[Records from a dataset]
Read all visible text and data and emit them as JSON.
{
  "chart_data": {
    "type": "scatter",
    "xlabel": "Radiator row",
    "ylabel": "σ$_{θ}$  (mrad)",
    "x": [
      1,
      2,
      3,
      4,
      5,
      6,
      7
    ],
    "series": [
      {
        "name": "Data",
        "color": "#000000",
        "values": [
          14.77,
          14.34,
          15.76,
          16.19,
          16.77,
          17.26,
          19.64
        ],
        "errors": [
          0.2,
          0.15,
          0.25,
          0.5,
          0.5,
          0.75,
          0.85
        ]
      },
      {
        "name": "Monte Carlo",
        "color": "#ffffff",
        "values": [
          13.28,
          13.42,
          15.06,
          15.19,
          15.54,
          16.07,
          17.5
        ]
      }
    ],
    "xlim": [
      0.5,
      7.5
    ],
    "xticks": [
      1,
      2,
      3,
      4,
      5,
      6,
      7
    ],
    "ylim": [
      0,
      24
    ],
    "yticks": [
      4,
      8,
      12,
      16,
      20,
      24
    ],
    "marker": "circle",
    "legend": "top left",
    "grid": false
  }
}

* **SET PROBLEM**: Your task is to transcribe the listing above in full, exactly as given.

* **ANSWER**:
Read all visible text and data and emit them as JSON.
{
  "chart_data": {
    "type": "scatter",
    "xlabel": "Radiator row",
    "ylabel": "σ$_{θ}$  (mrad)",
    "x": [
      1,
      2,
      3,
      4,
      5,
      6,
      7
    ],
    "series": [
      {
        "name": "Data",
        "color": "#000000",
        "values": [
          14.77,
          14.34,
          15.76,
          16.19,
          16.77,
          17.26,
          19.64
        ],
        "errors": [
          0.2,
          0.15,
          0.25,
          0.5,
          0.5,
          0.75,
          0.85
        ]
      },
      {
        "name": "Monte Carlo",
        "color": "#ffffff",
        "values": [
          13.28,
          13.42,
          15.06,
          15.19,
          15.54,
          16.07,
          17.5
        ]
      }
    ],
    "xlim": [
      0.5,
      7.5
    ],
    "xticks": [
      1,
      2,
      3,
      4,
      5,
      6,
      7
    ],
    "ylim": [
      0,
      24
    ],
    "yticks": [
      4,
      8,
      12,
      16,
      20,
      24
    ],
    "marker": "circle",
    "legend": "top left",
    "grid": false
  }
}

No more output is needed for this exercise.